**Your goal**
Omit images. Retype all entries verbatim.

**Dataset records**
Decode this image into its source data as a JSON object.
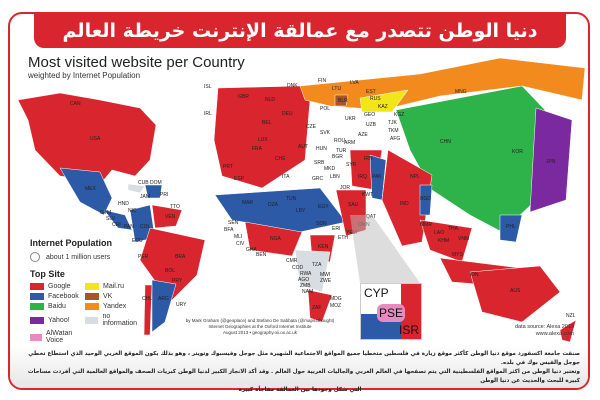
{
  "banner_title": "دنيا الوطن تتصدر مع عمالقة الإنترنت خريطة العالم الإلكترونية",
  "map": {
    "title": "Most visited website per Country",
    "subtitle": "weighted by Internet Population",
    "colors": {
      "google": "#d9262e",
      "facebook": "#2d5aa6",
      "baidu": "#2db34a",
      "yahoo": "#7a2a9e",
      "alwatan": "#e889c0",
      "mailru": "#f2e61a",
      "vk": "#a8552a",
      "yandex": "#f28a1e",
      "noinfo": "#d8dde2"
    },
    "labels": [
      "CAN",
      "USA",
      "MEX",
      "CUB",
      "DOM",
      "PRI",
      "JAM",
      "HND",
      "NIC",
      "GTM",
      "SLV",
      "CRI",
      "PAN",
      "TTO",
      "VEN",
      "COL",
      "ECU",
      "PER",
      "BRA",
      "BOL",
      "PRY",
      "CHL",
      "ARG",
      "URY",
      "ISL",
      "IRL",
      "GBR",
      "NLD",
      "DNK",
      "DEU",
      "BEL",
      "LUX",
      "FRA",
      "CHE",
      "ITA",
      "PRT",
      "ESP",
      "POL",
      "CZE",
      "SVK",
      "AUT",
      "HUN",
      "ROU",
      "BGR",
      "SRB",
      "MKD",
      "GRC",
      "UKR",
      "BLR",
      "LTU",
      "LVA",
      "EST",
      "FIN",
      "RUS",
      "KAZ",
      "KGZ",
      "UZB",
      "TJK",
      "TKM",
      "AFG",
      "GEO",
      "ARM",
      "AZE",
      "TUR",
      "SYR",
      "LBN",
      "IRQ",
      "IRN",
      "JOR",
      "SAU",
      "KWT",
      "QAT",
      "OMN",
      "YEM",
      "EGY",
      "LBY",
      "TUN",
      "DZA",
      "MAR",
      "SEN",
      "BFA",
      "MLI",
      "CIV",
      "GHA",
      "BEN",
      "NGA",
      "SDN",
      "ERI",
      "ETH",
      "KEN",
      "CMR",
      "COD",
      "RWA",
      "AGO",
      "ZMB",
      "NAM",
      "TZA",
      "MWI",
      "ZWE",
      "ZAF",
      "MDG",
      "MOZ",
      "PAK",
      "IND",
      "NPL",
      "BGD",
      "MMR",
      "LAO",
      "KHM",
      "THA",
      "VNM",
      "MYS",
      "IDN",
      "PHL",
      "CHN",
      "MNG",
      "KOR",
      "JPN",
      "AUS",
      "NZL"
    ],
    "inset_labels": [
      "CYP",
      "PSE",
      "ISR"
    ]
  },
  "legend": {
    "population_title": "Internet Population",
    "population_item": "about 1 million users",
    "top_site_title": "Top Site",
    "items": [
      {
        "label": "Google",
        "color": "#d9262e"
      },
      {
        "label": "Mail.ru",
        "color": "#f2e61a"
      },
      {
        "label": "Facebook",
        "color": "#2d5aa6"
      },
      {
        "label": "VK",
        "color": "#a8552a"
      },
      {
        "label": "Baidu",
        "color": "#2db34a"
      },
      {
        "label": "Yandex",
        "color": "#f28a1e"
      },
      {
        "label": "Yahoo!",
        "color": "#7a2a9e"
      },
      {
        "label": "no information",
        "color": "#d8dde2"
      },
      {
        "label": "AlWatan Voice",
        "color": "#e889c0"
      }
    ]
  },
  "credits": {
    "line1": "by Mark Graham (@geoplace) and Stefano De Sabbata (@maps4thought)",
    "line2": "Internet Geographies at the Oxford Internet Institute",
    "line3": "August 2013 • geography.oii.ox.ac.uk"
  },
  "source": {
    "line1": "data source: Alexa 2013",
    "line2": "www.alexa.com"
  },
  "article": {
    "line1": "صنفت جامعة اكسفورد موقع دنيا الوطن كأكثر موقع زيارة في فلسطين متخطيا جميع المواقع الاجتماعية الشهيرة مثل جوجل وفيسبوك وتويتر ، وهو بذلك يكون الموقع العربي الوحيد الذي استطاع تخطي جوجل والفيس بوك في بلده.",
    "line2": "وتعتبر دنيا الوطن من اكثر المواقع الفلسطينية التي يتم تصفحها في العالم العربي والجاليات العربية حول العالم . وقد أكد الانجاز الكبير لدنيا الوطن كبريات الصحف والمواقع العالمية التي أفردت مساحات كبيرة للبحث والحديث عن دنيا الوطن",
    "line3": "التي شكل وجودها بين العمالقة مفاجأة كبيرة"
  }
}
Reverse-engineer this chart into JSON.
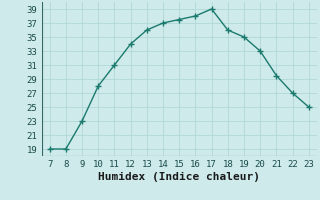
{
  "x": [
    7,
    8,
    9,
    10,
    11,
    12,
    13,
    14,
    15,
    16,
    17,
    18,
    19,
    20,
    21,
    22,
    23
  ],
  "y": [
    19,
    19,
    23,
    28,
    31,
    34,
    36,
    37,
    37.5,
    38,
    39,
    36,
    35,
    33,
    29.5,
    27,
    25
  ],
  "line_color": "#1a7a6e",
  "marker": "+",
  "marker_size": 4,
  "marker_linewidth": 1.0,
  "line_width": 1.0,
  "xlabel": "Humidex (Indice chaleur)",
  "xlim": [
    6.5,
    23.5
  ],
  "ylim": [
    18,
    40
  ],
  "xticks": [
    7,
    8,
    9,
    10,
    11,
    12,
    13,
    14,
    15,
    16,
    17,
    18,
    19,
    20,
    21,
    22,
    23
  ],
  "yticks": [
    19,
    21,
    23,
    25,
    27,
    29,
    31,
    33,
    35,
    37,
    39
  ],
  "bg_color": "#ceeaea",
  "grid_color": "#b0d8d8",
  "tick_label_fontsize": 6.5,
  "xlabel_fontsize": 8
}
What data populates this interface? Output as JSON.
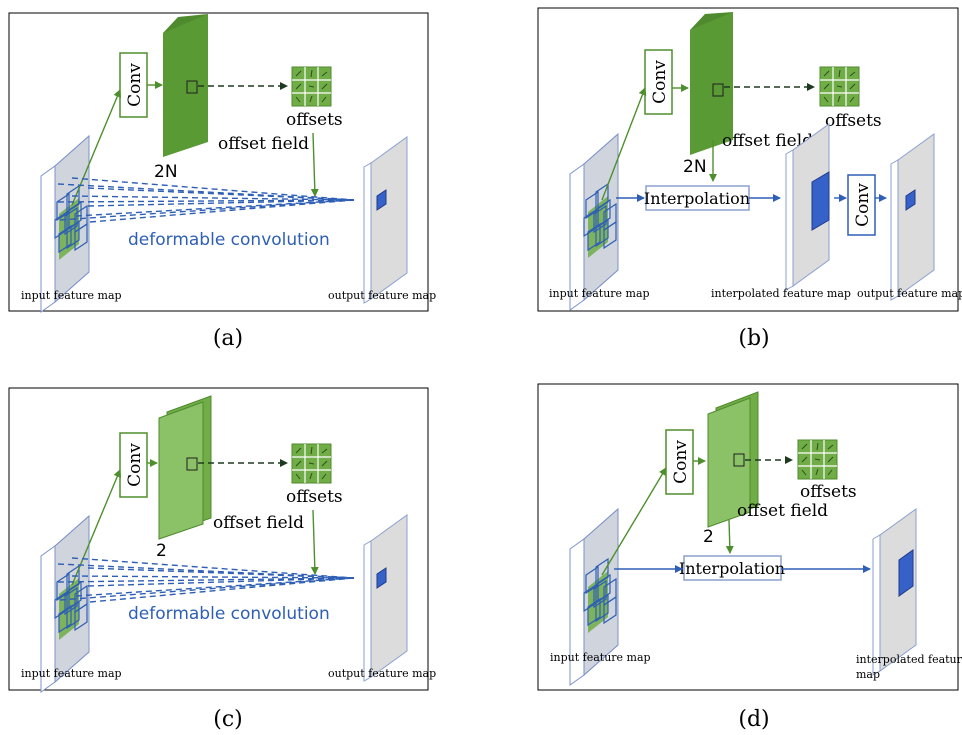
{
  "colors": {
    "green_dark": "#4f8a2e",
    "green_mid": "#70ad47",
    "green_light": "#8cc267",
    "arrow_green": "#4e8f2d",
    "blue": "#2e5fb5",
    "blue_fill": "#3561c9",
    "map_face": "#d8d8d8",
    "map_edge": "#aab8d8"
  },
  "panels": {
    "a": {
      "caption": "(a)",
      "conv": "Conv",
      "channels": "2N",
      "offset_field": "offset field",
      "offsets": "offsets",
      "deformable": "deformable convolution",
      "input": "input feature map",
      "output": "output feature map"
    },
    "b": {
      "caption": "(b)",
      "conv": "Conv",
      "channels": "2N",
      "offset_field": "offset field",
      "offsets": "offsets",
      "interpolation": "Interpolation",
      "conv2": "Conv",
      "input": "input feature map",
      "interpolated": "interpolated feature map",
      "output": "output feature map"
    },
    "c": {
      "caption": "(c)",
      "conv": "Conv",
      "channels": "2",
      "offset_field": "offset field",
      "offsets": "offsets",
      "deformable": "deformable convolution",
      "input": "input feature map",
      "output": "output feature map"
    },
    "d": {
      "caption": "(d)",
      "conv": "Conv",
      "channels": "2",
      "offset_field": "offset field",
      "offsets": "offsets",
      "interpolation": "Interpolation",
      "input": "input feature map",
      "interpolated_line1": "interpolated feature",
      "interpolated_line2": "map"
    }
  }
}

**Problem solution**
Decode this image into its source data as a JSON object.
{
  "banner_title": "دنيا الوطن تتصدر مع عمالقة الإنترنت خريطة العالم الإلكترونية",
  "map": {
    "title": "Most visited website per Country",
    "subtitle": "weighted by Internet Population",
    "colors": {
      "google": "#d9262e",
      "facebook": "#2d5aa6",
      "baidu": "#2db34a",
      "yahoo": "#7a2a9e",
      "alwatan": "#e889c0",
      "mailru": "#f2e61a",
      "vk": "#a8552a",
      "yandex": "#f28a1e",
      "noinfo": "#d8dde2"
    },
    "labels": [
      "CAN",
      "USA",
      "MEX",
      "CUB",
      "DOM",
      "PRI",
      "JAM",
      "HND",
      "NIC",
      "GTM",
      "SLV",
      "CRI",
      "PAN",
      "TTO",
      "VEN",
      "COL",
      "ECU",
      "PER",
      "BRA",
      "BOL",
      "PRY",
      "CHL",
      "ARG",
      "URY",
      "ISL",
      "IRL",
      "GBR",
      "NLD",
      "DNK",
      "DEU",
      "BEL",
      "LUX",
      "FRA",
      "CHE",
      "ITA",
      "PRT",
      "ESP",
      "POL",
      "CZE",
      "SVK",
      "AUT",
      "HUN",
      "ROU",
      "BGR",
      "SRB",
      "MKD",
      "GRC",
      "UKR",
      "BLR",
      "LTU",
      "LVA",
      "EST",
      "FIN",
      "RUS",
      "KAZ",
      "KGZ",
      "UZB",
      "TJK",
      "TKM",
      "AFG",
      "GEO",
      "ARM",
      "AZE",
      "TUR",
      "SYR",
      "LBN",
      "IRQ",
      "IRN",
      "JOR",
      "SAU",
      "KWT",
      "QAT",
      "OMN",
      "YEM",
      "EGY",
      "LBY",
      "TUN",
      "DZA",
      "MAR",
      "SEN",
      "BFA",
      "MLI",
      "CIV",
      "GHA",
      "BEN",
      "NGA",
      "SDN",
      "ERI",
      "ETH",
      "KEN",
      "CMR",
      "COD",
      "RWA",
      "AGO",
      "ZMB",
      "NAM",
      "TZA",
      "MWI",
      "ZWE",
      "ZAF",
      "MDG",
      "MOZ",
      "PAK",
      "IND",
      "NPL",
      "BGD",
      "MMR",
      "LAO",
      "KHM",
      "THA",
      "VNM",
      "MYS",
      "IDN",
      "PHL",
      "CHN",
      "MNG",
      "KOR",
      "JPN",
      "AUS",
      "NZL"
    ],
    "inset_labels": [
      "CYP",
      "PSE",
      "ISR"
    ]
  },
  "legend": {
    "population_title": "Internet Population",
    "population_item": "about 1 million users",
    "top_site_title": "Top Site",
    "items": [
      {
        "label": "Google",
        "color": "#d9262e"
      },
      {
        "label": "Mail.ru",
        "color": "#f2e61a"
      },
      {
        "label": "Facebook",
        "color": "#2d5aa6"
      },
      {
        "label": "VK",
        "color": "#a8552a"
      },
      {
        "label": "Baidu",
        "color": "#2db34a"
      },
      {
        "label": "Yandex",
        "color": "#f28a1e"
      },
      {
        "label": "Yahoo!",
        "color": "#7a2a9e"
      },
      {
        "label": "no information",
        "color": "#d8dde2"
      },
      {
        "label": "AlWatan Voice",
        "color": "#e889c0"
      }
    ]
  },
  "credits": {
    "line1": "by Mark Graham (@geoplace) and Stefano De Sabbata (@maps4thought)",
    "line2": "Internet Geographies at the Oxford Internet Institute",
    "line3": "August 2013 • geography.oii.ox.ac.uk"
  },
  "source": {
    "line1": "data source: Alexa 2013",
    "line2": "www.alexa.com"
  },
  "article": {
    "line1": "صنفت جامعة اكسفورد موقع دنيا الوطن كأكثر موقع زيارة في فلسطين متخطيا جميع المواقع الاجتماعية الشهيرة مثل جوجل وفيسبوك وتويتر ، وهو بذلك يكون الموقع العربي الوحيد الذي استطاع تخطي جوجل والفيس بوك في بلده.",
    "line2": "وتعتبر دنيا الوطن من اكثر المواقع الفلسطينية التي يتم تصفحها في العالم العربي والجاليات العربية حول العالم . وقد أكد الانجاز الكبير لدنيا الوطن كبريات الصحف والمواقع العالمية التي أفردت مساحات كبيرة للبحث والحديث عن دنيا الوطن",
    "line3": "التي شكل وجودها بين العمالقة مفاجأة كبيرة"
  }
}
Reverse-engineer this chart into JSON.
{
  "x": [
    7,
    8,
    9,
    10,
    11,
    12,
    13,
    14,
    15,
    16,
    17,
    18,
    19,
    20,
    21,
    22,
    23
  ],
  "y": [
    19,
    19,
    23,
    28,
    31,
    34,
    36,
    37,
    37.5,
    38,
    39,
    36,
    35,
    33,
    29.5,
    27,
    25
  ],
  "line_color": "#1a7a6e",
  "marker": "+",
  "marker_size": 4,
  "marker_linewidth": 1.0,
  "line_width": 1.0,
  "xlabel": "Humidex (Indice chaleur)",
  "xlim": [
    6.5,
    23.5
  ],
  "ylim": [
    18,
    40
  ],
  "xticks": [
    7,
    8,
    9,
    10,
    11,
    12,
    13,
    14,
    15,
    16,
    17,
    18,
    19,
    20,
    21,
    22,
    23
  ],
  "yticks": [
    19,
    21,
    23,
    25,
    27,
    29,
    31,
    33,
    35,
    37,
    39
  ],
  "bg_color": "#ceeaea",
  "grid_color": "#b0d8d8",
  "tick_label_fontsize": 6.5,
  "xlabel_fontsize": 8
}
What data populates this interface? Output as JSON.
{
  "colors": {
    "green_dark": "#4f8a2e",
    "green_mid": "#70ad47",
    "green_light": "#8cc267",
    "arrow_green": "#4e8f2d",
    "blue": "#2e5fb5",
    "blue_fill": "#3561c9",
    "map_face": "#d8d8d8",
    "map_edge": "#aab8d8"
  },
  "panels": {
    "a": {
      "caption": "(a)",
      "conv": "Conv",
      "channels": "2N",
      "offset_field": "offset field",
      "offsets": "offsets",
      "deformable": "deformable convolution",
      "input": "input feature map",
      "output": "output feature map"
    },
    "b": {
      "caption": "(b)",
      "conv": "Conv",
      "channels": "2N",
      "offset_field": "offset field",
      "offsets": "offsets",
      "interpolation": "Interpolation",
      "conv2": "Conv",
      "input": "input feature map",
      "interpolated": "interpolated feature map",
      "output": "output feature map"
    },
    "c": {
      "caption": "(c)",
      "conv": "Conv",
      "channels": "2",
      "offset_field": "offset field",
      "offsets": "offsets",
      "deformable": "deformable convolution",
      "input": "input feature map",
      "output": "output feature map"
    },
    "d": {
      "caption": "(d)",
      "conv": "Conv",
      "channels": "2",
      "offset_field": "offset field",
      "offsets": "offsets",
      "interpolation": "Interpolation",
      "input": "input feature map",
      "interpolated_line1": "interpolated feature",
      "interpolated_line2": "map"
    }
  }
}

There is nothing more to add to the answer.